**Exercise aim**
Would you pull out every line of the material that contains the string "WHEAT"?

**Information supplied**
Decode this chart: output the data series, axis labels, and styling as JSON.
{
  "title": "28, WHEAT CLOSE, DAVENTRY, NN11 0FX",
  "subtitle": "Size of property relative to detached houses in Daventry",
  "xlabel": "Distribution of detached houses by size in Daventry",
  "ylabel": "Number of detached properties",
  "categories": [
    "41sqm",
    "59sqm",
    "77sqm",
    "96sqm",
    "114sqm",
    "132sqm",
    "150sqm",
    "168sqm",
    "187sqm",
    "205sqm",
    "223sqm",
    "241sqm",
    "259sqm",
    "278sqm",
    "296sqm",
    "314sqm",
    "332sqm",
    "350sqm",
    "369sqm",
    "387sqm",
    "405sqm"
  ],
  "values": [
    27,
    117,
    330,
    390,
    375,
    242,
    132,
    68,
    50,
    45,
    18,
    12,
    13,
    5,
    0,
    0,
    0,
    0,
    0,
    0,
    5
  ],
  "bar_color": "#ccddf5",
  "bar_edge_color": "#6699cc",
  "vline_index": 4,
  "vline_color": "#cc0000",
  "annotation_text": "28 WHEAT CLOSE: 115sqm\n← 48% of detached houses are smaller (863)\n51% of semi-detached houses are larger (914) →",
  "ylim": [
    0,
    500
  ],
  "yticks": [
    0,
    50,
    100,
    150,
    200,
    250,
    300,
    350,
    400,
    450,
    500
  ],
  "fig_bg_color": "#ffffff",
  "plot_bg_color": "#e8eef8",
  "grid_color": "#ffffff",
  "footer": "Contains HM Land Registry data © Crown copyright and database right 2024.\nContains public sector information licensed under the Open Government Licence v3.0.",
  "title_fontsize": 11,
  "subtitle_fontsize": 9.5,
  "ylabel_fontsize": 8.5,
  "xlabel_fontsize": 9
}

**Finished exercise**
  "title": "28, WHEAT CLOSE, DAVENTRY, NN11 0FX",
  "annotation_text": "28 WHEAT CLOSE: 115sqm\n← 48% of detached houses are smaller (863)\n51% of semi-detached houses are larger (914) →",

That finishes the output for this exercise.